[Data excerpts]
────────────────

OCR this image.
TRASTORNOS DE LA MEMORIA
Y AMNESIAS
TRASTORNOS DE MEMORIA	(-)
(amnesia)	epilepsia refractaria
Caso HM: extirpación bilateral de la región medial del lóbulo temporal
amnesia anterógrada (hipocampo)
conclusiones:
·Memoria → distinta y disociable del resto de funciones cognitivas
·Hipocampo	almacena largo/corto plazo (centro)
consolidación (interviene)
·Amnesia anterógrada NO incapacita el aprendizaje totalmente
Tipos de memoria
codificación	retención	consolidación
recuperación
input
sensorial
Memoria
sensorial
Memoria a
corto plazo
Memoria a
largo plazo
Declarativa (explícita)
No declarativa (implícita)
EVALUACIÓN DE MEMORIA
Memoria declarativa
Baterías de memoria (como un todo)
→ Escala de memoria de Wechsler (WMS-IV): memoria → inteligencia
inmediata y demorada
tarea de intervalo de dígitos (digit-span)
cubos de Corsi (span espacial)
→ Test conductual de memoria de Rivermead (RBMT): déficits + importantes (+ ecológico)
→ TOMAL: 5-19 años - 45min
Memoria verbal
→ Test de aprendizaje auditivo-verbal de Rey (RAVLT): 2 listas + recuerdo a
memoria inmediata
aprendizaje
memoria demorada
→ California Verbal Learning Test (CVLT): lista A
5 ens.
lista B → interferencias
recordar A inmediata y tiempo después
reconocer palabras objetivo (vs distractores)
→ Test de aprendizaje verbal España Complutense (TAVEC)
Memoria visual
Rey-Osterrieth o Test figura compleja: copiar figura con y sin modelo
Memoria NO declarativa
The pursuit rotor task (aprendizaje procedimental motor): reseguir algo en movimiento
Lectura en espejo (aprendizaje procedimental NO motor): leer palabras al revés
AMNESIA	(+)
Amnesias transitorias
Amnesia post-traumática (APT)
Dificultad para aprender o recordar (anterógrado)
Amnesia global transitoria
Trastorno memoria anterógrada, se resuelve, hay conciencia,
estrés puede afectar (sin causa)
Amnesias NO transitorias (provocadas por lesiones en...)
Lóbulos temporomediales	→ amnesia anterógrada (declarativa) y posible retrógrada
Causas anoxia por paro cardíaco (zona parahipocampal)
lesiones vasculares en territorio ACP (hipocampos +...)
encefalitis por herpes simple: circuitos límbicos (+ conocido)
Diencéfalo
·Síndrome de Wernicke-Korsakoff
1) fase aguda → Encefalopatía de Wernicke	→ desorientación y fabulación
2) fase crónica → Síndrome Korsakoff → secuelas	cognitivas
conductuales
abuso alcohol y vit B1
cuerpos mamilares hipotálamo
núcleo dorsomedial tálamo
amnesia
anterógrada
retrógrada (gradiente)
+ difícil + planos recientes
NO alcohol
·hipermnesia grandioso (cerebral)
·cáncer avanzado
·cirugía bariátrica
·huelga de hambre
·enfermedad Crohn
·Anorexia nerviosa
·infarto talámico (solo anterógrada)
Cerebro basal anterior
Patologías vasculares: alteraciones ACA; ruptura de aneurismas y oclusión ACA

────────────────

§ PROBLEM
The data above must be returned in full, exactly as written.

§ RESULT OF THIS TASK
OCR this image.
TRASTORNOS DE LA MEMORIA
Y AMNESIAS
TRASTORNOS DE MEMORIA	(-)
(amnesia)	epilepsia refractaria
Caso HM: extirpación bilateral de la región medial del lóbulo temporal
amnesia anterógrada (hipocampo)
conclusiones:
·Memoria → distinta y disociable del resto de funciones cognitivas
·Hipocampo	almacena largo/corto plazo (centro)
consolidación (interviene)
·Amnesia anterógrada NO incapacita el aprendizaje totalmente
Tipos de memoria
codificación	retención	consolidación
recuperación
input
sensorial
Memoria
sensorial
Memoria a
corto plazo
Memoria a
largo plazo
Declarativa (explícita)
No declarativa (implícita)
EVALUACIÓN DE MEMORIA
Memoria declarativa
Baterías de memoria (como un todo)
→ Escala de memoria de Wechsler (WMS-IV): memoria → inteligencia
inmediata y demorada
tarea de intervalo de dígitos (digit-span)
cubos de Corsi (span espacial)
→ Test conductual de memoria de Rivermead (RBMT): déficits + importantes (+ ecológico)
→ TOMAL: 5-19 años - 45min
Memoria verbal
→ Test de aprendizaje auditivo-verbal de Rey (RAVLT): 2 listas + recuerdo a
memoria inmediata
aprendizaje
memoria demorada
→ California Verbal Learning Test (CVLT): lista A
5 ens.
lista B → interferencias
recordar A inmediata y tiempo después
reconocer palabras objetivo (vs distractores)
→ Test de aprendizaje verbal España Complutense (TAVEC)
Memoria visual
Rey-Osterrieth o Test figura compleja: copiar figura con y sin modelo
Memoria NO declarativa
The pursuit rotor task (aprendizaje procedimental motor): reseguir algo en movimiento
Lectura en espejo (aprendizaje procedimental NO motor): leer palabras al revés
AMNESIA	(+)
Amnesias transitorias
Amnesia post-traumática (APT)
Dificultad para aprender o recordar (anterógrado)
Amnesia global transitoria
Trastorno memoria anterógrada, se resuelve, hay conciencia,
estrés puede afectar (sin causa)
Amnesias NO transitorias (provocadas por lesiones en...)
Lóbulos temporomediales	→ amnesia anterógrada (declarativa) y posible retrógrada
Causas anoxia por paro cardíaco (zona parahipocampal)
lesiones vasculares en territorio ACP (hipocampos +...)
encefalitis por herpes simple: circuitos límbicos (+ conocido)
Diencéfalo
·Síndrome de Wernicke-Korsakoff
1) fase aguda → Encefalopatía de Wernicke	→ desorientación y fabulación
2) fase crónica → Síndrome Korsakoff → secuelas	cognitivas
conductuales
abuso alcohol y vit B1
cuerpos mamilares hipotálamo
núcleo dorsomedial tálamo
amnesia
anterógrada
retrógrada (gradiente)
+ difícil + planos recientes
NO alcohol
·hipermnesia grandioso (cerebral)
·cáncer avanzado
·cirugía bariátrica
·huelga de hambre
·enfermedad Crohn
·Anorexia nerviosa
·infarto talámico (solo anterógrada)
Cerebro basal anterior
Patologías vasculares: alteraciones ACA; ruptura de aneurismas y oclusión ACA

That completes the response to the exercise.